* _YOUR GOAL_
Set down every record once more, exactly as given.

* _RECORD EXCERPTS_
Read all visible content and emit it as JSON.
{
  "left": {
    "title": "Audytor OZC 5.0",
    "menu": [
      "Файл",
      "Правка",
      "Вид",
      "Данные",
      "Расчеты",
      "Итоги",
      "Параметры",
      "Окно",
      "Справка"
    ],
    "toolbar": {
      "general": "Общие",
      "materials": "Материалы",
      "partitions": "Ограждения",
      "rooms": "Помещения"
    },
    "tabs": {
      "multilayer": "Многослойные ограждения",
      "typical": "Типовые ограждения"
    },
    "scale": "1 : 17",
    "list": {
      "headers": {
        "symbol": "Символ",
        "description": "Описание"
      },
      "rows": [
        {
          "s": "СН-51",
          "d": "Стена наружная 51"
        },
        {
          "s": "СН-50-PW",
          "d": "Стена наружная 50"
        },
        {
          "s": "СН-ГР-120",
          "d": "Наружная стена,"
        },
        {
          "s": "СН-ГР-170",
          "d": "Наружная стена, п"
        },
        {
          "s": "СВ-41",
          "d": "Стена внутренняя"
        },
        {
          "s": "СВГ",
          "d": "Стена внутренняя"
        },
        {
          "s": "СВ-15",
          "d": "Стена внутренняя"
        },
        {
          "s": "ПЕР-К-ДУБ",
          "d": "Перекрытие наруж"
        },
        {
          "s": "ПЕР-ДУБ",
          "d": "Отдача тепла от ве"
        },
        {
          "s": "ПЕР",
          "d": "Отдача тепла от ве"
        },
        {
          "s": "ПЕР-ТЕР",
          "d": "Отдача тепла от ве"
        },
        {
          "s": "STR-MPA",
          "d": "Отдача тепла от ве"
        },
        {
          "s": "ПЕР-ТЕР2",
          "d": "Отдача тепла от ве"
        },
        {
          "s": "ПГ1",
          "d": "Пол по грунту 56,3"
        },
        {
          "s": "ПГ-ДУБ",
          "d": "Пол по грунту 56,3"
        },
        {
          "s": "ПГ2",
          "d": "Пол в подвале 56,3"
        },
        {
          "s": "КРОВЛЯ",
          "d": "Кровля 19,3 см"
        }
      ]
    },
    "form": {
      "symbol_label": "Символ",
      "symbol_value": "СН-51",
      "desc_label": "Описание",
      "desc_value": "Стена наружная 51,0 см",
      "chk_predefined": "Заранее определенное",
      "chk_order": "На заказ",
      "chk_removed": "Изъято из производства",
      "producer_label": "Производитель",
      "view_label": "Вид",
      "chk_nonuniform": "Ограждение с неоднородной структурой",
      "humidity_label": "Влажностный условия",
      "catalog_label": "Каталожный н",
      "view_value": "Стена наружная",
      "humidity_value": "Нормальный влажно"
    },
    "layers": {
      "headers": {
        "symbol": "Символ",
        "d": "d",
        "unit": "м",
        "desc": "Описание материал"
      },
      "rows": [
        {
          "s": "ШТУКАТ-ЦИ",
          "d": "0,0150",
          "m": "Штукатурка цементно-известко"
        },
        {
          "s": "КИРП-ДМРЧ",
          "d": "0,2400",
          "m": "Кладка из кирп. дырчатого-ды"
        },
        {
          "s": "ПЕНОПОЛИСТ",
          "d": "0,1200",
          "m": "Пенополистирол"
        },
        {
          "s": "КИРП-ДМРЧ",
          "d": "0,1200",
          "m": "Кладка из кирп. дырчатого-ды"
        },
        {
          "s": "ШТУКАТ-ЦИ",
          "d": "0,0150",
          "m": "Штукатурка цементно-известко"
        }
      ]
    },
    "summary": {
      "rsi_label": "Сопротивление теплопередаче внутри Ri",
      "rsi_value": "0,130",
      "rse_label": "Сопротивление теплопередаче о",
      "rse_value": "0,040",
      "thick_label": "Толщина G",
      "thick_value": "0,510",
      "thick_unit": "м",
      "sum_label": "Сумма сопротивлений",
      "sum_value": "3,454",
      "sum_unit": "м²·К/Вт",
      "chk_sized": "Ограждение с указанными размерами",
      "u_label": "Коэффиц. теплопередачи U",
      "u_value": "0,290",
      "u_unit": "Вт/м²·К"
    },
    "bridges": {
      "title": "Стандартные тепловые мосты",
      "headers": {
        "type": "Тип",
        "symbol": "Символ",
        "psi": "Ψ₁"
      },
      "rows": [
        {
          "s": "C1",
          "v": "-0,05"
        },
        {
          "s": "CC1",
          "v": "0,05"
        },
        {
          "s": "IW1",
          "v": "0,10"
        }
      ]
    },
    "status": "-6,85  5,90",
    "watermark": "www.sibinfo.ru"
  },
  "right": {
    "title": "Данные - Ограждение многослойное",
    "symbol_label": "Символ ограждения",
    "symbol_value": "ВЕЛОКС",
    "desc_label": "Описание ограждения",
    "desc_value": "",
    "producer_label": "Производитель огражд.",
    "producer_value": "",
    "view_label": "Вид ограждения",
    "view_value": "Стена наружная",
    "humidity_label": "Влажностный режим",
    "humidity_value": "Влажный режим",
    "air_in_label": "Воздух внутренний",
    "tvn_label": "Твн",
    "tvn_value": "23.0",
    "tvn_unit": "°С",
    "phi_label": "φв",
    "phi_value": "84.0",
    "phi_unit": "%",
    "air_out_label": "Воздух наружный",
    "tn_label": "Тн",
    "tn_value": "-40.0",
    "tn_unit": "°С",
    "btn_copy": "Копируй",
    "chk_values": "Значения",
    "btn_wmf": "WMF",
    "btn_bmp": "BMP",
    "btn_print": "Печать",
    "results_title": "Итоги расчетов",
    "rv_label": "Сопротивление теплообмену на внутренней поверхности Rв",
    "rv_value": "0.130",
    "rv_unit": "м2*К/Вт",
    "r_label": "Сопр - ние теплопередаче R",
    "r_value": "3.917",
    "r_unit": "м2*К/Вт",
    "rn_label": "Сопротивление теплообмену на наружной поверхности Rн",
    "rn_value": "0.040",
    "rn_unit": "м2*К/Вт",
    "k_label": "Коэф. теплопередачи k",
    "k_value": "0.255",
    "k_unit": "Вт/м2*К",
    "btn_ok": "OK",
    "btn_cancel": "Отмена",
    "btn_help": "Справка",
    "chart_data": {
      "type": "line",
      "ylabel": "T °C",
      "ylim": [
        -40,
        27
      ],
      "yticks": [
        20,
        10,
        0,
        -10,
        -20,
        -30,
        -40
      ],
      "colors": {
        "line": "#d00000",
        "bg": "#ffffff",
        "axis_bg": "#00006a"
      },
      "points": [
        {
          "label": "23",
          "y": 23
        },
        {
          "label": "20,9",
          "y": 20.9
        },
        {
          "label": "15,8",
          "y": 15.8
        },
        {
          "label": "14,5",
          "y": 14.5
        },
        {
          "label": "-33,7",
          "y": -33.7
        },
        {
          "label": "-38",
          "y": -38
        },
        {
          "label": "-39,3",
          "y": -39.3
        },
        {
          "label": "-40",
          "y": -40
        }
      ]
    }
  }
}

* _EXERCISE RESULT_
Read all visible content and emit it as JSON.
{
  "left": {
    "title": "Audytor OZC 5.0",
    "menu": [
      "Файл",
      "Правка",
      "Вид",
      "Данные",
      "Расчеты",
      "Итоги",
      "Параметры",
      "Окно",
      "Справка"
    ],
    "toolbar": {
      "general": "Общие",
      "materials": "Материалы",
      "partitions": "Ограждения",
      "rooms": "Помещения"
    },
    "tabs": {
      "multilayer": "Многослойные ограждения",
      "typical": "Типовые ограждения"
    },
    "scale": "1 : 17",
    "list": {
      "headers": {
        "symbol": "Символ",
        "description": "Описание"
      },
      "rows": [
        {
          "s": "СН-51",
          "d": "Стена наружная 51"
        },
        {
          "s": "СН-50-PW",
          "d": "Стена наружная 50"
        },
        {
          "s": "СН-ГР-120",
          "d": "Наружная стена,"
        },
        {
          "s": "СН-ГР-170",
          "d": "Наружная стена, п"
        },
        {
          "s": "СВ-41",
          "d": "Стена внутренняя"
        },
        {
          "s": "СВГ",
          "d": "Стена внутренняя"
        },
        {
          "s": "СВ-15",
          "d": "Стена внутренняя"
        },
        {
          "s": "ПЕР-К-ДУБ",
          "d": "Перекрытие наруж"
        },
        {
          "s": "ПЕР-ДУБ",
          "d": "Отдача тепла от ве"
        },
        {
          "s": "ПЕР",
          "d": "Отдача тепла от ве"
        },
        {
          "s": "ПЕР-ТЕР",
          "d": "Отдача тепла от ве"
        },
        {
          "s": "STR-MPA",
          "d": "Отдача тепла от ве"
        },
        {
          "s": "ПЕР-ТЕР2",
          "d": "Отдача тепла от ве"
        },
        {
          "s": "ПГ1",
          "d": "Пол по грунту 56,3"
        },
        {
          "s": "ПГ-ДУБ",
          "d": "Пол по грунту 56,3"
        },
        {
          "s": "ПГ2",
          "d": "Пол в подвале 56,3"
        },
        {
          "s": "КРОВЛЯ",
          "d": "Кровля 19,3 см"
        }
      ]
    },
    "form": {
      "symbol_label": "Символ",
      "symbol_value": "СН-51",
      "desc_label": "Описание",
      "desc_value": "Стена наружная 51,0 см",
      "chk_predefined": "Заранее определенное",
      "chk_order": "На заказ",
      "chk_removed": "Изъято из производства",
      "producer_label": "Производитель",
      "view_label": "Вид",
      "chk_nonuniform": "Ограждение с неоднородной структурой",
      "humidity_label": "Влажностный условия",
      "catalog_label": "Каталожный н",
      "view_value": "Стена наружная",
      "humidity_value": "Нормальный влажно"
    },
    "layers": {
      "headers": {
        "symbol": "Символ",
        "d": "d",
        "unit": "м",
        "desc": "Описание материал"
      },
      "rows": [
        {
          "s": "ШТУКАТ-ЦИ",
          "d": "0,0150",
          "m": "Штукатурка цементно-известко"
        },
        {
          "s": "КИРП-ДМРЧ",
          "d": "0,2400",
          "m": "Кладка из кирп. дырчатого-ды"
        },
        {
          "s": "ПЕНОПОЛИСТ",
          "d": "0,1200",
          "m": "Пенополистирол"
        },
        {
          "s": "КИРП-ДМРЧ",
          "d": "0,1200",
          "m": "Кладка из кирп. дырчатого-ды"
        },
        {
          "s": "ШТУКАТ-ЦИ",
          "d": "0,0150",
          "m": "Штукатурка цементно-известко"
        }
      ]
    },
    "summary": {
      "rsi_label": "Сопротивление теплопередаче внутри Ri",
      "rsi_value": "0,130",
      "rse_label": "Сопротивление теплопередаче о",
      "rse_value": "0,040",
      "thick_label": "Толщина G",
      "thick_value": "0,510",
      "thick_unit": "м",
      "sum_label": "Сумма сопротивлений",
      "sum_value": "3,454",
      "sum_unit": "м²·К/Вт",
      "chk_sized": "Ограждение с указанными размерами",
      "u_label": "Коэффиц. теплопередачи U",
      "u_value": "0,290",
      "u_unit": "Вт/м²·К"
    },
    "bridges": {
      "title": "Стандартные тепловые мосты",
      "headers": {
        "type": "Тип",
        "symbol": "Символ",
        "psi": "Ψ₁"
      },
      "rows": [
        {
          "s": "C1",
          "v": "-0,05"
        },
        {
          "s": "CC1",
          "v": "0,05"
        },
        {
          "s": "IW1",
          "v": "0,10"
        }
      ]
    },
    "status": "-6,85  5,90",
    "watermark": "www.sibinfo.ru"
  },
  "right": {
    "title": "Данные - Ограждение многослойное",
    "symbol_label": "Символ ограждения",
    "symbol_value": "ВЕЛОКС",
    "desc_label": "Описание ограждения",
    "desc_value": "",
    "producer_label": "Производитель огражд.",
    "producer_value": "",
    "view_label": "Вид ограждения",
    "view_value": "Стена наружная",
    "humidity_label": "Влажностный режим",
    "humidity_value": "Влажный режим",
    "air_in_label": "Воздух внутренний",
    "tvn_label": "Твн",
    "tvn_value": "23.0",
    "tvn_unit": "°С",
    "phi_label": "φв",
    "phi_value": "84.0",
    "phi_unit": "%",
    "air_out_label": "Воздух наружный",
    "tn_label": "Тн",
    "tn_value": "-40.0",
    "tn_unit": "°С",
    "btn_copy": "Копируй",
    "chk_values": "Значения",
    "btn_wmf": "WMF",
    "btn_bmp": "BMP",
    "btn_print": "Печать",
    "results_title": "Итоги расчетов",
    "rv_label": "Сопротивление теплообмену на внутренней поверхности Rв",
    "rv_value": "0.130",
    "rv_unit": "м2*К/Вт",
    "r_label": "Сопр - ние теплопередаче R",
    "r_value": "3.917",
    "r_unit": "м2*К/Вт",
    "rn_label": "Сопротивление теплообмену на наружной поверхности Rн",
    "rn_value": "0.040",
    "rn_unit": "м2*К/Вт",
    "k_label": "Коэф. теплопередачи k",
    "k_value": "0.255",
    "k_unit": "Вт/м2*К",
    "btn_ok": "OK",
    "btn_cancel": "Отмена",
    "btn_help": "Справка",
    "chart_data": {
      "type": "line",
      "ylabel": "T °C",
      "ylim": [
        -40,
        27
      ],
      "yticks": [
        20,
        10,
        0,
        -10,
        -20,
        -30,
        -40
      ],
      "colors": {
        "line": "#d00000",
        "bg": "#ffffff",
        "axis_bg": "#00006a"
      },
      "points": [
        {
          "label": "23",
          "y": 23
        },
        {
          "label": "20,9",
          "y": 20.9
        },
        {
          "label": "15,8",
          "y": 15.8
        },
        {
          "label": "14,5",
          "y": 14.5
        },
        {
          "label": "-33,7",
          "y": -33.7
        },
        {
          "label": "-38",
          "y": -38
        },
        {
          "label": "-39,3",
          "y": -39.3
        },
        {
          "label": "-40",
          "y": -40
        }
      ]
    }
  }
}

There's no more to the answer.